What to do: Copy the rows below from the one containing "For every button, label, input, icon, or" through the one containing "- X-axis label: Humidex". Switch "region" to "area" and leave everything else unchanged.

Exercise materials:
┄┄┄┄┄┄┄┄┄┄

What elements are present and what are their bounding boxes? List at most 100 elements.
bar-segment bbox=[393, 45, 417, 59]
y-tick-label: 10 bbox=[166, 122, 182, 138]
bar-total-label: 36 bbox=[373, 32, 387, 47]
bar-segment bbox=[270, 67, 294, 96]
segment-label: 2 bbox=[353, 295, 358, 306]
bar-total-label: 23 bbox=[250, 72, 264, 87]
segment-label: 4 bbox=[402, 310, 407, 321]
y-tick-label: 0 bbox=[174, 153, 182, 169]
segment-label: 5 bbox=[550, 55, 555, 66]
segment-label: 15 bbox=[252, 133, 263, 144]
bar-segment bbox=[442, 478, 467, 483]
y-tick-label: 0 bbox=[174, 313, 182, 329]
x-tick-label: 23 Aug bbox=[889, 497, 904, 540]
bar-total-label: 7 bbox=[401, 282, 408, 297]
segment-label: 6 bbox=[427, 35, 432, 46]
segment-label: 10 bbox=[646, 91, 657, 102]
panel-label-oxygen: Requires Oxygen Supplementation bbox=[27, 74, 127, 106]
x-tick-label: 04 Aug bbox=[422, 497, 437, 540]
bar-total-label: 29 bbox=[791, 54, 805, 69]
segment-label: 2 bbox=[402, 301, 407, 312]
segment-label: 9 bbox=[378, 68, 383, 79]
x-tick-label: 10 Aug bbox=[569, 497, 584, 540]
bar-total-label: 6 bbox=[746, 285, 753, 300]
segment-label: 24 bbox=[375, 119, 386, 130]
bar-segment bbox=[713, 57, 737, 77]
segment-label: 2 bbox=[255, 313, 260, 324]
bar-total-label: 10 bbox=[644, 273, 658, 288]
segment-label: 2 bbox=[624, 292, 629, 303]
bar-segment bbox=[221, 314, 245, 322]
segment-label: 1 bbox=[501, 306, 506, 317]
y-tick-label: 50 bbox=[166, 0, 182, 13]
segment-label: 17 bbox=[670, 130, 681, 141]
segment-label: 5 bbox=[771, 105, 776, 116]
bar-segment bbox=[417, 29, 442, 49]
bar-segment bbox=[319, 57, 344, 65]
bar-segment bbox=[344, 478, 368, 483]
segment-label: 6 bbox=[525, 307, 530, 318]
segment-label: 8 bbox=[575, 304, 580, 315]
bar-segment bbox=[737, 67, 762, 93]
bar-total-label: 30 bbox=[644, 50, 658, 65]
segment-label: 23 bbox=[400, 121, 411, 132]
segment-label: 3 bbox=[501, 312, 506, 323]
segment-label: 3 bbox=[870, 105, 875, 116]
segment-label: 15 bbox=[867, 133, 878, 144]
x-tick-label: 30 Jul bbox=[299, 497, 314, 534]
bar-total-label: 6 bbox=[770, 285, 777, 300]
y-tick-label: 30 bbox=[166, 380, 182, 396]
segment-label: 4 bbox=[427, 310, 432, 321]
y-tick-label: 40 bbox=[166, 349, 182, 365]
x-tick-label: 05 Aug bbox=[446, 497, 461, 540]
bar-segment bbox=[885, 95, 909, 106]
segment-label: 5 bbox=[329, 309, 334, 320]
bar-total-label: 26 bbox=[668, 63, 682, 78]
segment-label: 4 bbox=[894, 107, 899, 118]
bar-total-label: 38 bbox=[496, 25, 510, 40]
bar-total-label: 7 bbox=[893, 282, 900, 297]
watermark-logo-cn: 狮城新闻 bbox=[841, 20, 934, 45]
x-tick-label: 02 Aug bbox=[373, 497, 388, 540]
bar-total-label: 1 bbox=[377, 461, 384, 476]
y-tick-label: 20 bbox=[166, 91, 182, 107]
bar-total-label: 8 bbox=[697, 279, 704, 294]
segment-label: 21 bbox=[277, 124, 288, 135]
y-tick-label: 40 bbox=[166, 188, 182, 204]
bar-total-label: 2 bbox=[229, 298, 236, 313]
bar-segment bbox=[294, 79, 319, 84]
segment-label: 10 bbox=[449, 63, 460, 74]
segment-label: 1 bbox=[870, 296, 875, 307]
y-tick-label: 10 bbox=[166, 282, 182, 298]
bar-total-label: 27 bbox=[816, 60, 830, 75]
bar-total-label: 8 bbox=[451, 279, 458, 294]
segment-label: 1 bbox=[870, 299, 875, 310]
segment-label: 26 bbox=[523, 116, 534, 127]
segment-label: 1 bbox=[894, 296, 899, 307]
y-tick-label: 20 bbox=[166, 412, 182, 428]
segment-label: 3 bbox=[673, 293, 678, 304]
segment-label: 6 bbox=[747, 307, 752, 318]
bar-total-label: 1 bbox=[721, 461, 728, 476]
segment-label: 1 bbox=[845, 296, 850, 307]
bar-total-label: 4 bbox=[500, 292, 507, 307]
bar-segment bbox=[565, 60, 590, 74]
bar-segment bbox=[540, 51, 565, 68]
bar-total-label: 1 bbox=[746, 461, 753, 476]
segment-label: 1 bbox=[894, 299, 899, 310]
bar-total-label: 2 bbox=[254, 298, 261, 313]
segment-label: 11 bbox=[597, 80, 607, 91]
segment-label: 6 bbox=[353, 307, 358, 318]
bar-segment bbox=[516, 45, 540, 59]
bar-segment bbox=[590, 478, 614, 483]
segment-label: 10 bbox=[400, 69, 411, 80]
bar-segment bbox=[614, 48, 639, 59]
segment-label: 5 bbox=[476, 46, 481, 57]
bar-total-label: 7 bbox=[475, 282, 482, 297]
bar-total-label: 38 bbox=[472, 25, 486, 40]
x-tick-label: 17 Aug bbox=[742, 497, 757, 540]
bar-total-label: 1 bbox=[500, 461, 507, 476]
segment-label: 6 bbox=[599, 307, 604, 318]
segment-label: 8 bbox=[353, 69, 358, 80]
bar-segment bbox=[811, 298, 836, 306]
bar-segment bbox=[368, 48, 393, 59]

┄┄┄┄┄┄┄┄┄┄

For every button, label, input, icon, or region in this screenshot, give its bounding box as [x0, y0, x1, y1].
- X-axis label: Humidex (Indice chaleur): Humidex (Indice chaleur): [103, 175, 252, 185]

┄┄┄┄┄┄┄┄┄┄

Correct output:
For every button, label, input, icon, or area in this screenshot, give its bounding box as [x0, y0, x1, y1].
- X-axis label: Humidex (Indice chaleur): Humidex (Indice chaleur): [103, 175, 252, 185]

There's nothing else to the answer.